▶ Given instruction: From the entries that follow, gather each line holding the word "What".

▶ Data lines:
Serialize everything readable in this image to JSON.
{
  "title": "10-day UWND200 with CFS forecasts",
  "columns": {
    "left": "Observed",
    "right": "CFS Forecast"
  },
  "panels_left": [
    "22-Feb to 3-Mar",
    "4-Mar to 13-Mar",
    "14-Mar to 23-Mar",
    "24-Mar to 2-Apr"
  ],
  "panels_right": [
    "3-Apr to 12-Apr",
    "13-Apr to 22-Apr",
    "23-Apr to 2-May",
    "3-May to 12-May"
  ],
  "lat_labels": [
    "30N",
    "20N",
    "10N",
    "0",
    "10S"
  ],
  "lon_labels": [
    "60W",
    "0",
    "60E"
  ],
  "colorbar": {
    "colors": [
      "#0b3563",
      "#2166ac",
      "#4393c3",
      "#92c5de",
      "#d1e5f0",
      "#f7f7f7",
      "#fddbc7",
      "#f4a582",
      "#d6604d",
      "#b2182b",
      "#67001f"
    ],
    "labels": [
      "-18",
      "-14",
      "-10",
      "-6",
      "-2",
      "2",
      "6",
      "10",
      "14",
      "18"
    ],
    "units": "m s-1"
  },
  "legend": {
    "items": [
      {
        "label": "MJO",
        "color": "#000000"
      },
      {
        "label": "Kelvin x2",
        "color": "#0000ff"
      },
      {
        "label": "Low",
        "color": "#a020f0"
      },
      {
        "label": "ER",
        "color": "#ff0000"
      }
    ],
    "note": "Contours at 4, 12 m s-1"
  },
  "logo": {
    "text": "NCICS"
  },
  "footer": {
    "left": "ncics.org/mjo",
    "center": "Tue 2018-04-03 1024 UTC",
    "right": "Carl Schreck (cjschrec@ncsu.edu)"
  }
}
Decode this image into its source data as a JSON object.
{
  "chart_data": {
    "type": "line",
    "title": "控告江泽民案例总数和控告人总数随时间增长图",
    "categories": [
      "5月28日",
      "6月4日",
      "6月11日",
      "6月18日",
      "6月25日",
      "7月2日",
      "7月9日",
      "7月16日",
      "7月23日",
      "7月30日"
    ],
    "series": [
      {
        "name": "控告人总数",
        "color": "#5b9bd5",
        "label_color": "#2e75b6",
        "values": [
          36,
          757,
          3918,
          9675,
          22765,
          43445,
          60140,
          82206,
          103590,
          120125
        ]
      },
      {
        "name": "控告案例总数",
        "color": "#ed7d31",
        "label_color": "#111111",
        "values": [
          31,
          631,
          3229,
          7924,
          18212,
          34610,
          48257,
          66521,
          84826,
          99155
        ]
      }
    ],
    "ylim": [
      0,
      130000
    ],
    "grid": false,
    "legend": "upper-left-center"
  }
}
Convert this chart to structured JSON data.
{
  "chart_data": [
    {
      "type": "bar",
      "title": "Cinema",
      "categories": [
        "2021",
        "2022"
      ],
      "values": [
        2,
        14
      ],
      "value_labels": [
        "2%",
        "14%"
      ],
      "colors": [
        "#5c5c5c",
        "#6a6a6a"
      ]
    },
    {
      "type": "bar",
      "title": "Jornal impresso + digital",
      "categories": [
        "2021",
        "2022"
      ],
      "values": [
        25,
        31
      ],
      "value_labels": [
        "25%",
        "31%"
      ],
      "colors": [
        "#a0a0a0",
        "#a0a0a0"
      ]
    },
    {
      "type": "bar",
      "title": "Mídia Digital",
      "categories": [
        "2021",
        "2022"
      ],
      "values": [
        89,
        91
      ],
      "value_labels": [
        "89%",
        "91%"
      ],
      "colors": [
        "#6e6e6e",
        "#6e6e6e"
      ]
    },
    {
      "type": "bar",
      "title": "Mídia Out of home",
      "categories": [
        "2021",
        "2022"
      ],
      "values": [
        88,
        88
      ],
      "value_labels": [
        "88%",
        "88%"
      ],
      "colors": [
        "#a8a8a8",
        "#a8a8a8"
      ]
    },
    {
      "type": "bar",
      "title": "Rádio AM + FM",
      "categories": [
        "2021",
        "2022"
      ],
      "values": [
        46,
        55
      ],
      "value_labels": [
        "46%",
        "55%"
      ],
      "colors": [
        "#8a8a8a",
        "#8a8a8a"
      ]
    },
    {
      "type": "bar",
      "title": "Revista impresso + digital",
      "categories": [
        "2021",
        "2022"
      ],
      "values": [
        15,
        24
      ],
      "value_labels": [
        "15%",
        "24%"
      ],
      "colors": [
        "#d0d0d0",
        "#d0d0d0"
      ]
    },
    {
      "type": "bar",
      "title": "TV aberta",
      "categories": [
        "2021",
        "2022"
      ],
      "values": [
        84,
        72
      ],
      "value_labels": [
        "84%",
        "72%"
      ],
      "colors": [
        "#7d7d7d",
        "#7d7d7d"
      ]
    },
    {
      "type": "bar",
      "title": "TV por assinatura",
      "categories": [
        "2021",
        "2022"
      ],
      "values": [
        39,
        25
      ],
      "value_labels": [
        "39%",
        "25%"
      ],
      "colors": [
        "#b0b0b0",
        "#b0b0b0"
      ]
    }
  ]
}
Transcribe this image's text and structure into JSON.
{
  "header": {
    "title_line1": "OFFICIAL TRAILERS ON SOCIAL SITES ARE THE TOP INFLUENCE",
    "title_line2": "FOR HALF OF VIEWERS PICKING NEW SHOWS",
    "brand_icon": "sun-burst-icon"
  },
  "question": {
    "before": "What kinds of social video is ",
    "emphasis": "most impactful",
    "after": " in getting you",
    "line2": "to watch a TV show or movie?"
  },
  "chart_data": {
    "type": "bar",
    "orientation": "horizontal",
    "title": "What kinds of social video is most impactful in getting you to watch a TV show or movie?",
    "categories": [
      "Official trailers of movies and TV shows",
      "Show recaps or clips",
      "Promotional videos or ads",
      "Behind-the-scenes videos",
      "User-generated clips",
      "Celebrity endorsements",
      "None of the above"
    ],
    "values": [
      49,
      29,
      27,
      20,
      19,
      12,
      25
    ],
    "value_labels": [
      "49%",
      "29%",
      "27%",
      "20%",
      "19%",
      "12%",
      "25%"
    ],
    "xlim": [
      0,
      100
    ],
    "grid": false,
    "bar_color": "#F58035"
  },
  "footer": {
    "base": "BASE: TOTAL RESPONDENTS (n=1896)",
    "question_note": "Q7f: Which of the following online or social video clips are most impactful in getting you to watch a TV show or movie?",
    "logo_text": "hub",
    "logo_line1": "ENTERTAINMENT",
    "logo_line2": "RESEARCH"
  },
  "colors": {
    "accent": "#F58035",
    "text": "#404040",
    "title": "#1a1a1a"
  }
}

▶ Answer below:
    "before": "What kinds of social video is ",
    "title": "What kinds of social video is most impactful in getting you to watch a TV show or movie?",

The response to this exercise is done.